Stored data:
---*---

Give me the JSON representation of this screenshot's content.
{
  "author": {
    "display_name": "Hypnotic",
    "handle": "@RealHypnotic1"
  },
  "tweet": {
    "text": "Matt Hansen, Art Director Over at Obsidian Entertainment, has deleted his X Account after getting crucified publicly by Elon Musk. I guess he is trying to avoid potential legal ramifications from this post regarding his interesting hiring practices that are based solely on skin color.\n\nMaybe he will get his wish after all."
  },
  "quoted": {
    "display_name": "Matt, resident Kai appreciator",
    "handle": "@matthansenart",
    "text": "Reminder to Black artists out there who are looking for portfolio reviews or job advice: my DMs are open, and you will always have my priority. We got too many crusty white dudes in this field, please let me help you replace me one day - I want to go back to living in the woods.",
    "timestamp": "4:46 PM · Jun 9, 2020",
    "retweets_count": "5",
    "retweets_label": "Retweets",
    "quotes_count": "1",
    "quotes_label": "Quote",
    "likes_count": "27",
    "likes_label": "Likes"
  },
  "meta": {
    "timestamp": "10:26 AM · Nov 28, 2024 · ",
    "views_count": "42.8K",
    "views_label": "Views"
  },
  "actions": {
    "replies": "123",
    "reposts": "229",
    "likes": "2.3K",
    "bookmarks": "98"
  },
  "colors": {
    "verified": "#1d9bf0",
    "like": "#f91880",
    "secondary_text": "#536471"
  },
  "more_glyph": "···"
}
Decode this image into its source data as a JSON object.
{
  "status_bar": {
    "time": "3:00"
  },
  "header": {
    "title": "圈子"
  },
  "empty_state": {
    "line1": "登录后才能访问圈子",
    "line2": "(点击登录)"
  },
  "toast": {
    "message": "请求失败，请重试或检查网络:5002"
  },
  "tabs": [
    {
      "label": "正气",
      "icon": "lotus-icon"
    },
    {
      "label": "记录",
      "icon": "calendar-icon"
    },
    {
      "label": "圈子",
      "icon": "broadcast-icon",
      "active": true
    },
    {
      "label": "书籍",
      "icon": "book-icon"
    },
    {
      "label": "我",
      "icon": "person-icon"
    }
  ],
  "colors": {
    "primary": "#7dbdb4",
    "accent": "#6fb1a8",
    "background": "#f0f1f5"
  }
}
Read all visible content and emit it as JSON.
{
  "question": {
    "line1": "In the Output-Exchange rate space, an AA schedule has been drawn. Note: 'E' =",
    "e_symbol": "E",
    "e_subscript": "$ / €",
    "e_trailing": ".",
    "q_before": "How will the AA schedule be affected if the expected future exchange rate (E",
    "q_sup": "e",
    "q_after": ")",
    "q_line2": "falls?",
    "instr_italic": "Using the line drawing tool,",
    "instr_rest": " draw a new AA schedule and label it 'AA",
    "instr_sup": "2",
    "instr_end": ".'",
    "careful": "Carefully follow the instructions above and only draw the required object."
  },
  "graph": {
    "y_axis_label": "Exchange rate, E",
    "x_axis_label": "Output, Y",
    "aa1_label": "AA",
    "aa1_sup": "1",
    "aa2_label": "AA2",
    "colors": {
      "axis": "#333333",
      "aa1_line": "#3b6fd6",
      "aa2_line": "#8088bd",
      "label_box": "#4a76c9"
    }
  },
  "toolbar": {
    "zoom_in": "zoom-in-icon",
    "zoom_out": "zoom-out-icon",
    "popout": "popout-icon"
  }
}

---*---

◆ WORK TO COMPLETE ◆
Show the lines where the word "handle" appears in the entries.

◆ EXPECTED ANSWER ◆
    "handle": "@RealHypnotic1"
    "handle": "@matthansenart",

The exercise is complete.